"""

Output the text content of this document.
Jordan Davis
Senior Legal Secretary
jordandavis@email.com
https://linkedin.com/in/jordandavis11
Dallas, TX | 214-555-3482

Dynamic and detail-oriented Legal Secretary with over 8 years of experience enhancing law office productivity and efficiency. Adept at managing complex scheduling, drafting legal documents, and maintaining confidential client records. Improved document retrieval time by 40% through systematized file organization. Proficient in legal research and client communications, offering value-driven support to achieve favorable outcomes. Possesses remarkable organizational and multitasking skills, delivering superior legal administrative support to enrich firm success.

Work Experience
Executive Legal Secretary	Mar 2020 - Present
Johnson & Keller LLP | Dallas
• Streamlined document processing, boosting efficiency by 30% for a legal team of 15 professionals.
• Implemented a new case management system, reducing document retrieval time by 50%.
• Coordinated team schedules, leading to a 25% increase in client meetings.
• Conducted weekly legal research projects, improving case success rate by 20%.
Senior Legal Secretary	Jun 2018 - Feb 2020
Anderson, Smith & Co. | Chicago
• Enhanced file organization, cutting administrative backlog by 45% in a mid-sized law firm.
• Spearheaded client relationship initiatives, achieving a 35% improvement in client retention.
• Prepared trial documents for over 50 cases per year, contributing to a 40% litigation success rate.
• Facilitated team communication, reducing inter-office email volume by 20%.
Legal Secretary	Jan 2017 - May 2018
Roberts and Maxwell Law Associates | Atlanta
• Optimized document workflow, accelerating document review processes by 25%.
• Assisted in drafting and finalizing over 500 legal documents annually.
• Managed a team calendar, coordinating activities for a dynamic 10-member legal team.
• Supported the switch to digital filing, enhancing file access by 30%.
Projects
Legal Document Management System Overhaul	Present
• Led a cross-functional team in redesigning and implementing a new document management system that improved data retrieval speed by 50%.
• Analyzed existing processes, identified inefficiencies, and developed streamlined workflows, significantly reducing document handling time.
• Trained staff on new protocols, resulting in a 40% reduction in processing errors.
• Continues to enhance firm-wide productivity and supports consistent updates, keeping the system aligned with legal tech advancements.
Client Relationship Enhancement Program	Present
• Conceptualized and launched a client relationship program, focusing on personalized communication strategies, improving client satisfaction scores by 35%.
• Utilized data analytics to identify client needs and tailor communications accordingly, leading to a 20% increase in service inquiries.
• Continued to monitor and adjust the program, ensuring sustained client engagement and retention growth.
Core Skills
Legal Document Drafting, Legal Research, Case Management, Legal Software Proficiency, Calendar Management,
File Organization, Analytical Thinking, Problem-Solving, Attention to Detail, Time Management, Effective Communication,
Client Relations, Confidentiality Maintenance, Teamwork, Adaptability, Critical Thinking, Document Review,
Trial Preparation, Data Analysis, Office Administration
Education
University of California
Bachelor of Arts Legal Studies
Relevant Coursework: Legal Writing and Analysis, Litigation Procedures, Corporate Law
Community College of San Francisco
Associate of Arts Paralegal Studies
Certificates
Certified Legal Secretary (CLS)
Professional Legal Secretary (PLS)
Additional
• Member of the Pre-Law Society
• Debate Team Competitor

"""

__DO THIS__. Take the entries and copy them out exactly.

__THE RESPONSE__.
Output the text content of this document.
Jordan Davis
Senior Legal Secretary
jordandavis@email.com
https://linkedin.com/in/jordandavis11
Dallas, TX | 214-555-3482

Dynamic and detail-oriented Legal Secretary with over 8 years of experience enhancing law office productivity and efficiency. Adept at managing complex scheduling, drafting legal documents, and maintaining confidential client records. Improved document retrieval time by 40% through systematized file organization. Proficient in legal research and client communications, offering value-driven support to achieve favorable outcomes. Possesses remarkable organizational and multitasking skills, delivering superior legal administrative support to enrich firm success.

Work Experience
Executive Legal Secretary	Mar 2020 - Present
Johnson & Keller LLP | Dallas
• Streamlined document processing, boosting efficiency by 30% for a legal team of 15 professionals.
• Implemented a new case management system, reducing document retrieval time by 50%.
• Coordinated team schedules, leading to a 25% increase in client meetings.
• Conducted weekly legal research projects, improving case success rate by 20%.
Senior Legal Secretary	Jun 2018 - Feb 2020
Anderson, Smith & Co. | Chicago
• Enhanced file organization, cutting administrative backlog by 45% in a mid-sized law firm.
• Spearheaded client relationship initiatives, achieving a 35% improvement in client retention.
• Prepared trial documents for over 50 cases per year, contributing to a 40% litigation success rate.
• Facilitated team communication, reducing inter-office email volume by 20%.
Legal Secretary	Jan 2017 - May 2018
Roberts and Maxwell Law Associates | Atlanta
• Optimized document workflow, accelerating document review processes by 25%.
• Assisted in drafting and finalizing over 500 legal documents annually.
• Managed a team calendar, coordinating activities for a dynamic 10-member legal team.
• Supported the switch to digital filing, enhancing file access by 30%.
Projects
Legal Document Management System Overhaul	Present
• Led a cross-functional team in redesigning and implementing a new document management system that improved data retrieval speed by 50%.
• Analyzed existing processes, identified inefficiencies, and developed streamlined workflows, significantly reducing document handling time.
• Trained staff on new protocols, resulting in a 40% reduction in processing errors.
• Continues to enhance firm-wide productivity and supports consistent updates, keeping the system aligned with legal tech advancements.
Client Relationship Enhancement Program	Present
• Conceptualized and launched a client relationship program, focusing on personalized communication strategies, improving client satisfaction scores by 35%.
• Utilized data analytics to identify client needs and tailor communications accordingly, leading to a 20% increase in service inquiries.
• Continued to monitor and adjust the program, ensuring sustained client engagement and retention growth.
Core Skills
Legal Document Drafting, Legal Research, Case Management, Legal Software Proficiency, Calendar Management,
File Organization, Analytical Thinking, Problem-Solving, Attention to Detail, Time Management, Effective Communication,
Client Relations, Confidentiality Maintenance, Teamwork, Adaptability, Critical Thinking, Document Review,
Trial Preparation, Data Analysis, Office Administration
Education
University of California
Bachelor of Arts Legal Studies
Relevant Coursework: Legal Writing and Analysis, Litigation Procedures, Corporate Law
Community College of San Francisco
Associate of Arts Paralegal Studies
Certificates
Certified Legal Secretary (CLS)
Professional Legal Secretary (PLS)
Additional
• Member of the Pre-Law Society
• Debate Team Competitor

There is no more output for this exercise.